Please set down all the lines beneath this one exactly, without the pictures.

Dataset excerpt
>>>>>

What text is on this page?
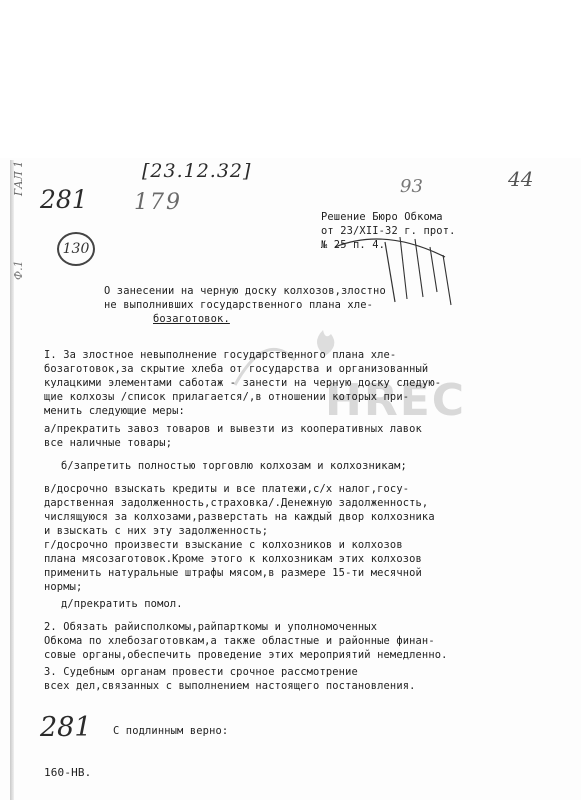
[23.12.32]
281 179
44
93
130
ГАЛ 1
Ф.1
281
НRЕС
Решение Бюро Обкома
от 23/XII-32 г. прот.
№ 25 п. 4.
О занесении на черную доску колхозов,злостно
не выполнивших государственного плана хле-
бозаготовок.
I. За злостное невыполнение государственного плана хле-
бозаготовок,за скрытие хлеба от государства и организованный
кулацкими элементами саботаж - занести на черную доску следую-
щие колхозы /список прилагается/,в отношении которых при-
менить следующие меры:
а/прекратить завоз товаров и вывезти из кооперативных лавок
все наличные товары;
б/запретить полностью торговлю колхозам и колхозникам;
в/досрочно взыскать кредиты и все платежи,с/х налог,госу-
дарственная задолженность,страховка/.Денежную задолженность,
числящуюся за колхозами,разверстать на каждый двор колхозника
и взыскать с них эту задолженность;
г/досрочно произвести взыскание с колхозников и колхозов
плана мясозаготовок.Кроме этого к колхозникам этих колхозов
применить натуральные штрафы мясом,в размере 15-ти месячной
нормы;
д/прекратить помол.
2. Обязать райисполкомы,райпарткомы и уполномоченных
Обкома по хлебозаготовкам,а также областные и районные финан-
совые органы,обеспечить проведение этих мероприятий немедленно.
3. Судебным органам провести срочное рассмотрение
всех дел,связанных с выполнением настоящего постановления.
С подлинным верно:
160-НВ.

<<<<<

- Reply
What text is on this page?
[23.12.32]
281 179
44
93
130
ГАЛ 1
Ф.1
281
НRЕС
Решение Бюро Обкома
от 23/XII-32 г. прот.
№ 25 п. 4.
О занесении на черную доску колхозов,злостно
не выполнивших государственного плана хле-
бозаготовок.
I. За злостное невыполнение государственного плана хле-
бозаготовок,за скрытие хлеба от государства и организованный
кулацкими элементами саботаж - занести на черную доску следую-
щие колхозы /список прилагается/,в отношении которых при-
менить следующие меры:
а/прекратить завоз товаров и вывезти из кооперативных лавок
все наличные товары;
б/запретить полностью торговлю колхозам и колхозникам;
в/досрочно взыскать кредиты и все платежи,с/х налог,госу-
дарственная задолженность,страховка/.Денежную задолженность,
числящуюся за колхозами,разверстать на каждый двор колхозника
и взыскать с них эту задолженность;
г/досрочно произвести взыскание с колхозников и колхозов
плана мясозаготовок.Кроме этого к колхозникам этих колхозов
применить натуральные штрафы мясом,в размере 15-ти месячной
нормы;
д/прекратить помол.
2. Обязать райисполкомы,райпарткомы и уполномоченных
Обкома по хлебозаготовкам,а также областные и районные финан-
совые органы,обеспечить проведение этих мероприятий немедленно.
3. Судебным органам провести срочное рассмотрение
всех дел,связанных с выполнением настоящего постановления.
С подлинным верно:
160-НВ.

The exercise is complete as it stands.